- [Material supplied]

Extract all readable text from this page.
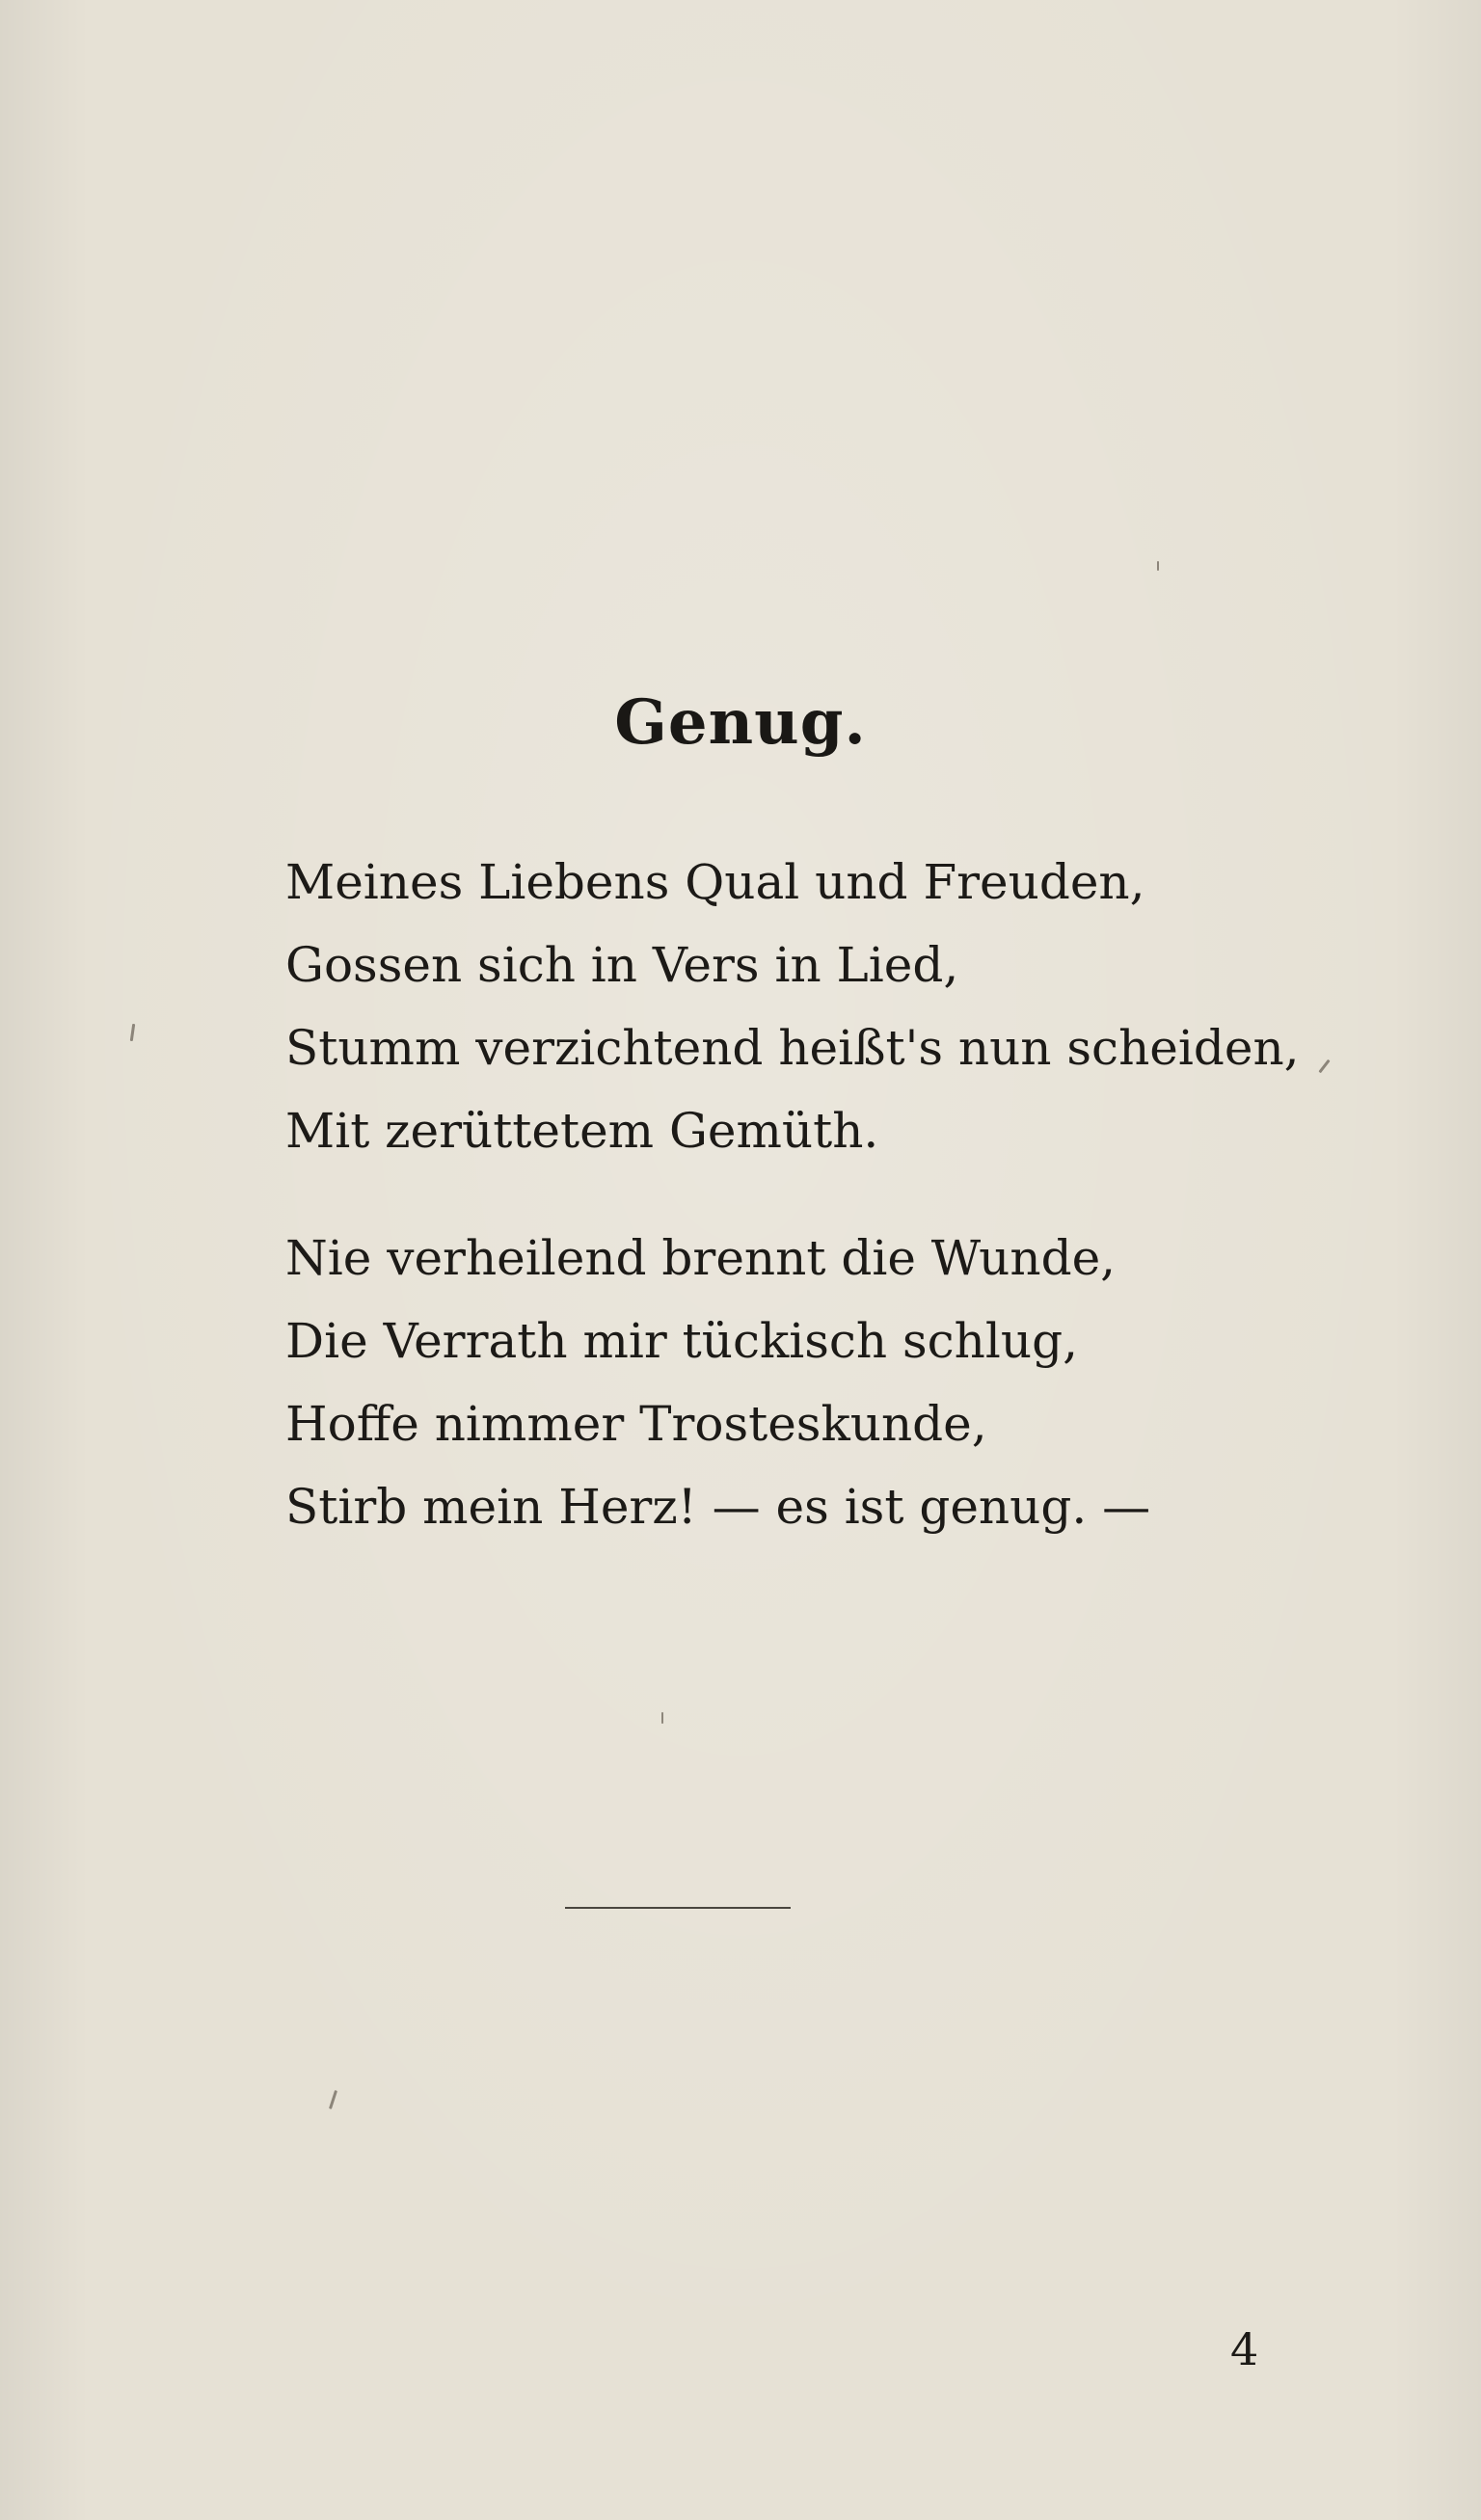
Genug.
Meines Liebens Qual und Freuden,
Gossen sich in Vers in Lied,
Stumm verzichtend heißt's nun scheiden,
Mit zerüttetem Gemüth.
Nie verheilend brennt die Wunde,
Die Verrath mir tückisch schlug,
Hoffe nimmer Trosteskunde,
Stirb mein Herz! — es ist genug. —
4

...

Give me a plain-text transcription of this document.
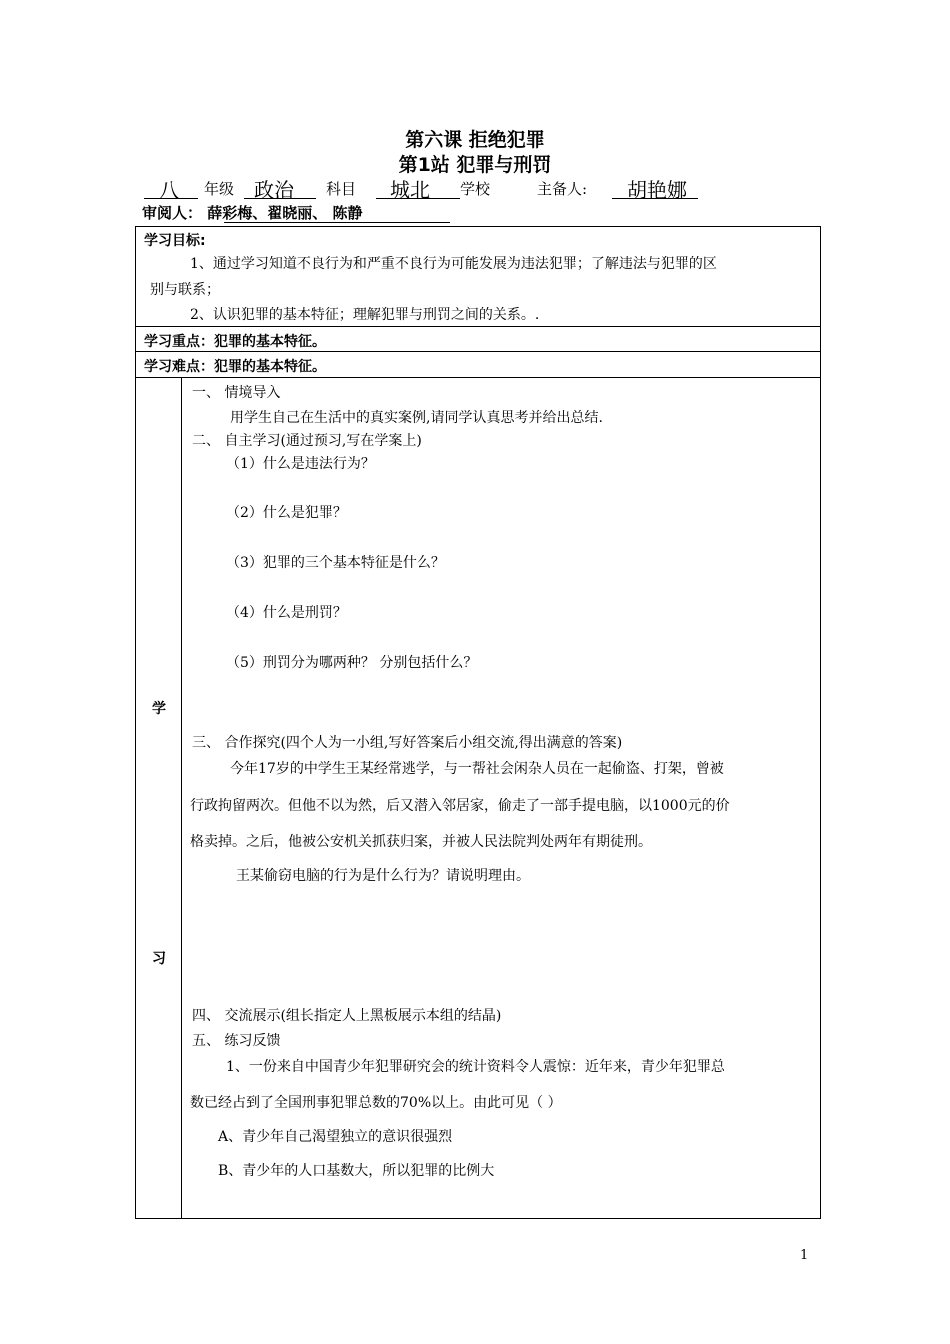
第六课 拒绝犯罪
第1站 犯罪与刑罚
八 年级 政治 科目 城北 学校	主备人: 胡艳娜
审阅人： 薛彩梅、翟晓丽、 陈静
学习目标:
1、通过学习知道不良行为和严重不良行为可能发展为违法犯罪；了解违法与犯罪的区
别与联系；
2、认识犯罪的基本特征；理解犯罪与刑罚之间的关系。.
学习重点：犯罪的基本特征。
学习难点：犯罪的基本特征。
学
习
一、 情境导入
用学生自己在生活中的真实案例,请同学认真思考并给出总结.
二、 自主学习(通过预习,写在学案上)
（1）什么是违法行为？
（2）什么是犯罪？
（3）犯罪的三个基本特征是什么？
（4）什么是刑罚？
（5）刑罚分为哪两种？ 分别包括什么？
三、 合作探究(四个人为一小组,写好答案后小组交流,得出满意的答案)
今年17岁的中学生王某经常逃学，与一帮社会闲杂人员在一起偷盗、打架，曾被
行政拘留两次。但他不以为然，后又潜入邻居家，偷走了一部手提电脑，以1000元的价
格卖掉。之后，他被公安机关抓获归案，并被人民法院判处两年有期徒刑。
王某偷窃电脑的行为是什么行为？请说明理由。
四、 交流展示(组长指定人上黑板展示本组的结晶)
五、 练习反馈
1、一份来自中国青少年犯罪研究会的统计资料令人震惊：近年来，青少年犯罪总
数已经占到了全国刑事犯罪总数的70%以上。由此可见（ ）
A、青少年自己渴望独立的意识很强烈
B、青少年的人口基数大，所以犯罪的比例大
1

* * *

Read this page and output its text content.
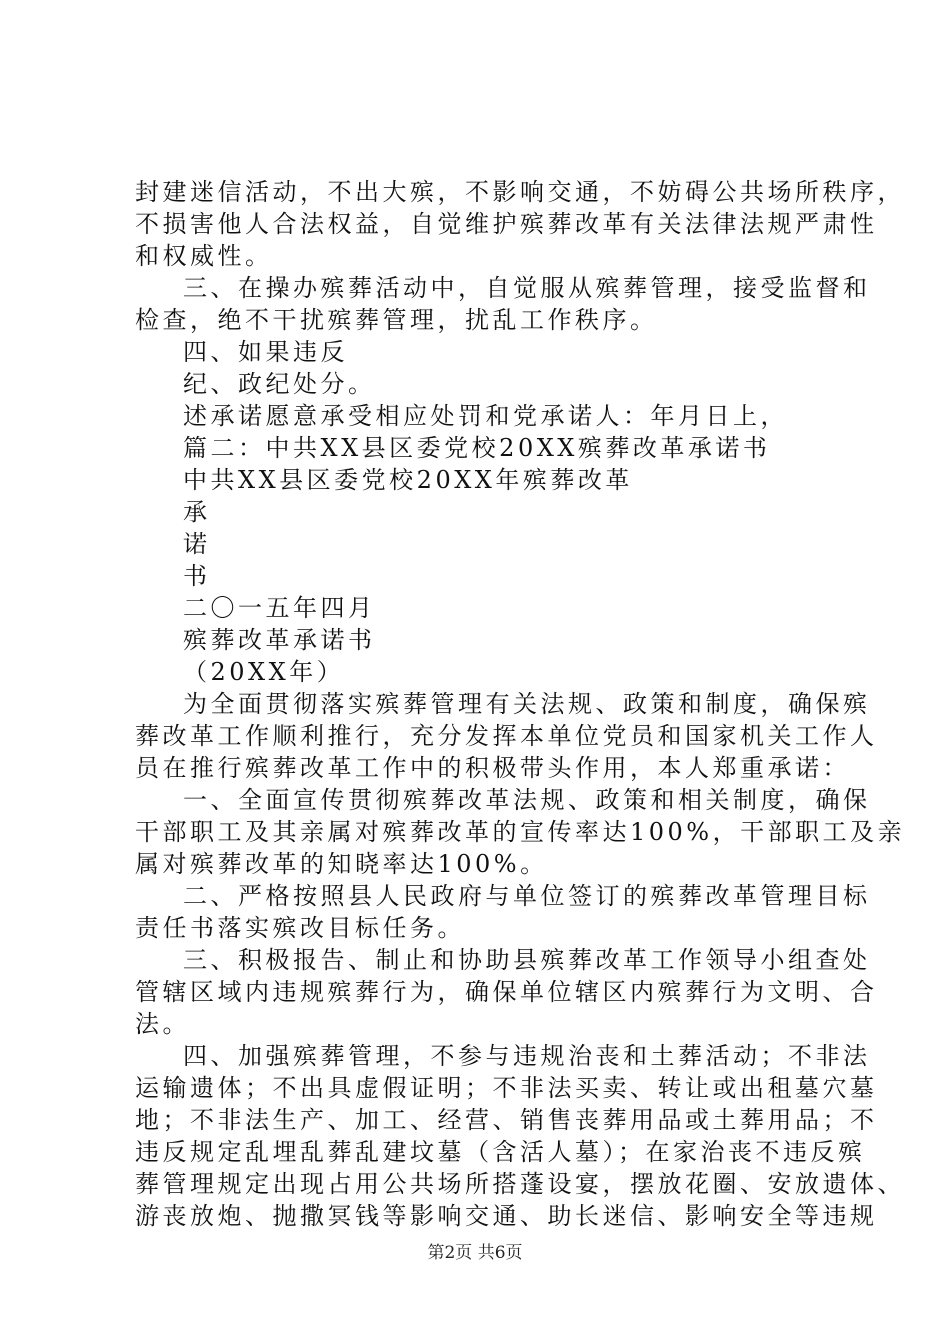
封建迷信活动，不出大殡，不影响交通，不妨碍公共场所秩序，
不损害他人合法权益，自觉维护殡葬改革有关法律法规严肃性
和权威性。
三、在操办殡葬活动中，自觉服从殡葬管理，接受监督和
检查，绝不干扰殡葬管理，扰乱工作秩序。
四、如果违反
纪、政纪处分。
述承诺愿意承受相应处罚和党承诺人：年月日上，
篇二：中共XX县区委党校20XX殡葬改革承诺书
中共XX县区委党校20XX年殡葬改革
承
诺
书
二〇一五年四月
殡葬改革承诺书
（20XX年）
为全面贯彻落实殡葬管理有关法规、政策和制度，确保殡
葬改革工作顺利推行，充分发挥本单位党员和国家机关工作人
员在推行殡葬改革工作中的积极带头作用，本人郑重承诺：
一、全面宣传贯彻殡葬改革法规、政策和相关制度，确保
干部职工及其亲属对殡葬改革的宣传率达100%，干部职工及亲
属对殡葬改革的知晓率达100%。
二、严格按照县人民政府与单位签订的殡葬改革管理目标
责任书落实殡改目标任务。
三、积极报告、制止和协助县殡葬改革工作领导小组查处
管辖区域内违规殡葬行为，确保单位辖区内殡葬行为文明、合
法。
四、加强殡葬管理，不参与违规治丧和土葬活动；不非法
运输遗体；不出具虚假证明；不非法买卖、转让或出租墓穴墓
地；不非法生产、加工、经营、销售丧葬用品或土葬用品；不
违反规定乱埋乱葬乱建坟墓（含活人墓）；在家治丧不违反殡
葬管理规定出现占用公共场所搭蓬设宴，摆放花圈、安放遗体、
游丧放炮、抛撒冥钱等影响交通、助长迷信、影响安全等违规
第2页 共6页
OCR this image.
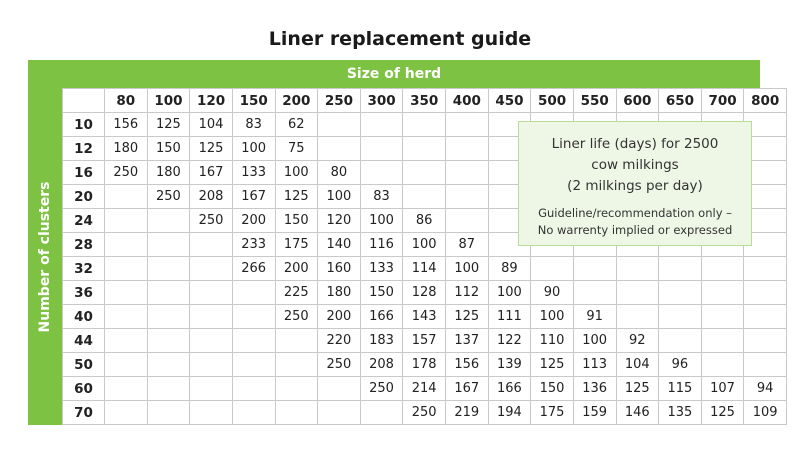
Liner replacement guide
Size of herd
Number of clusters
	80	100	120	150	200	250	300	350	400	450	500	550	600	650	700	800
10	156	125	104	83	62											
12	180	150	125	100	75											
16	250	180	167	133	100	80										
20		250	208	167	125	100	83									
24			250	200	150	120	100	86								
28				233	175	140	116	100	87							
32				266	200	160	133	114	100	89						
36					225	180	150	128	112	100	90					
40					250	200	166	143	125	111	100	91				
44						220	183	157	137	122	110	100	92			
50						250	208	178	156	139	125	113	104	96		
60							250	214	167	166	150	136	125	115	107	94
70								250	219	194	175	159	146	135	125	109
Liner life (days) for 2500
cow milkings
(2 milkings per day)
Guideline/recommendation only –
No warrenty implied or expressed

- [Your instructions] From the entries above, copy each line holding "Liner".

- [Result of the exercise]
Liner replacement guide
Liner life (days) for 2500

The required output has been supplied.